----- DATA ROWS
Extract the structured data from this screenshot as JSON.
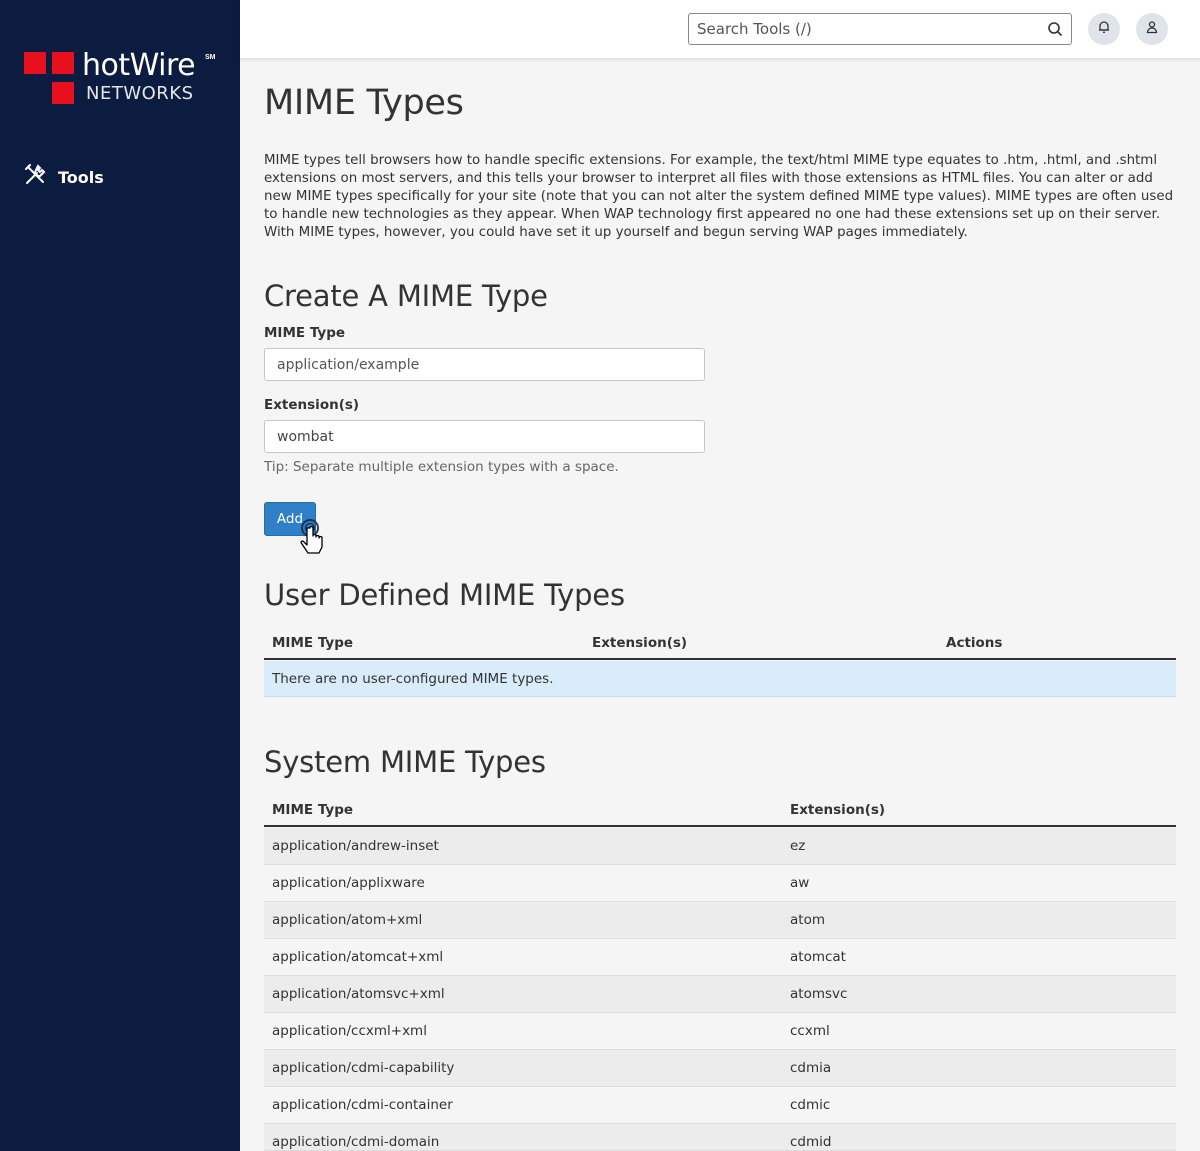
{
  "brand": {
    "name": "hotWire",
    "mark": "SM",
    "sub": "NETWORKS",
    "color": "#e8101c"
  },
  "sidebar": {
    "items": [
      {
        "label": "Tools",
        "icon": "tools-icon"
      }
    ]
  },
  "header": {
    "search_placeholder": "Search Tools (/)",
    "icons": [
      "search-icon",
      "bell-icon",
      "user-icon"
    ]
  },
  "page": {
    "title": "MIME Types",
    "intro": "MIME types tell browsers how to handle specific extensions. For example, the text/html MIME type equates to .htm, .html, and .shtml extensions on most servers, and this tells your browser to interpret all files with those extensions as HTML files. You can alter or add new MIME types specifically for your site (note that you can not alter the system defined MIME type values). MIME types are often used to handle new technologies as they appear. When WAP technology first appeared no one had these extensions set up on their server. With MIME types, however, you could have set it up yourself and begun serving WAP pages immediately."
  },
  "create": {
    "heading": "Create A MIME Type",
    "mime_label": "MIME Type",
    "mime_placeholder": "application/example",
    "ext_label": "Extension(s)",
    "ext_value": "wombat",
    "tip": "Tip: Separate multiple extension types with a space.",
    "add_label": "Add"
  },
  "user_defined": {
    "heading": "User Defined MIME Types",
    "columns": [
      "MIME Type",
      "Extension(s)",
      "Actions"
    ],
    "empty_message": "There are no user-configured MIME types."
  },
  "system": {
    "heading": "System MIME Types",
    "columns": [
      "MIME Type",
      "Extension(s)"
    ],
    "rows": [
      [
        "application/andrew-inset",
        "ez"
      ],
      [
        "application/applixware",
        "aw"
      ],
      [
        "application/atom+xml",
        "atom"
      ],
      [
        "application/atomcat+xml",
        "atomcat"
      ],
      [
        "application/atomsvc+xml",
        "atomsvc"
      ],
      [
        "application/ccxml+xml",
        "ccxml"
      ],
      [
        "application/cdmi-capability",
        "cdmia"
      ],
      [
        "application/cdmi-container",
        "cdmic"
      ],
      [
        "application/cdmi-domain",
        "cdmid"
      ]
    ]
  },
  "colors": {
    "sidebar": "#0c1b40",
    "button": "#2f80c6",
    "empty_row": "#d9ecf9"
  }
}
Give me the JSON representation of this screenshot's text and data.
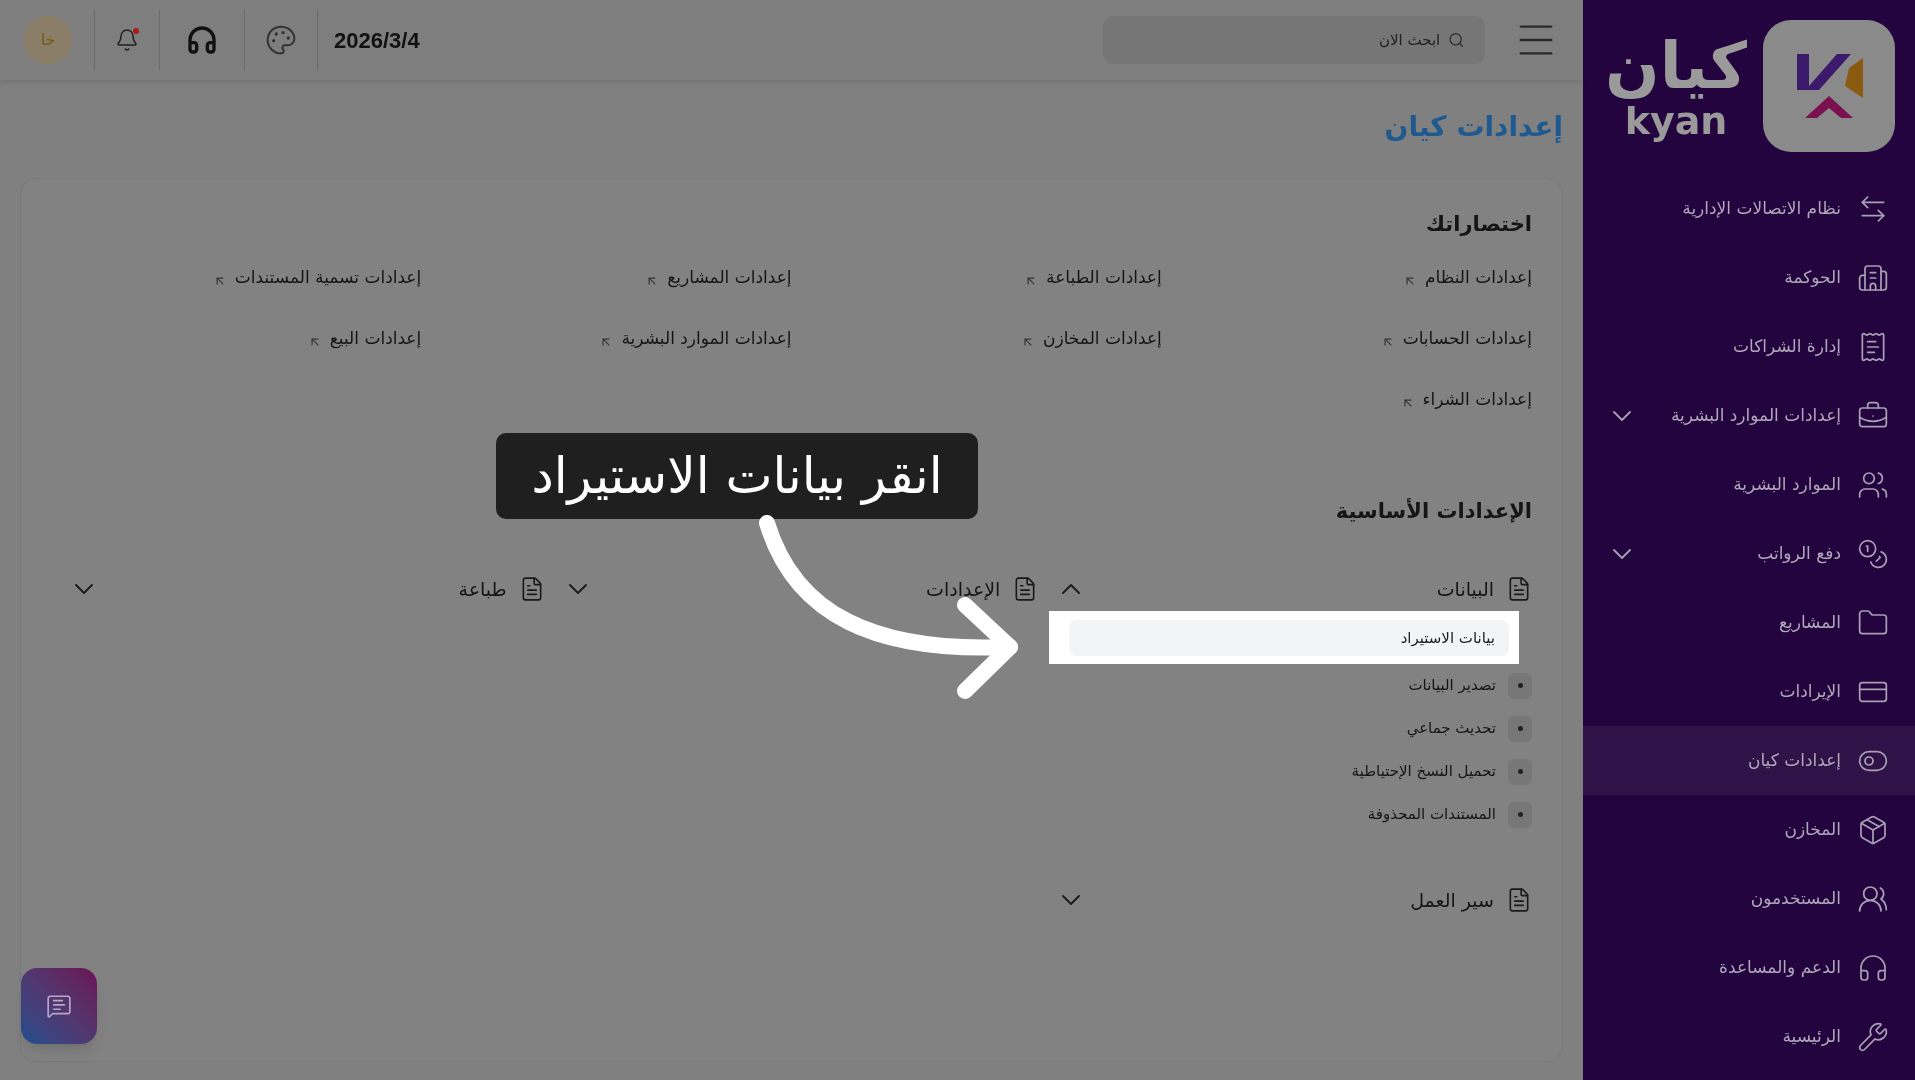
----------
From the entries above, copy out every line where the string "application" appears.

    "mime_placeholder": "application/example",
        "application/andrew-inset",
        "application/applixware",
        "application/atom+xml",
        "application/atomcat+xml",
        "application/atomsvc+xml",
        "application/ccxml+xml",
        "application/cdmi-capability",
        "application/cdmi-container",
        "application/cdmi-domain",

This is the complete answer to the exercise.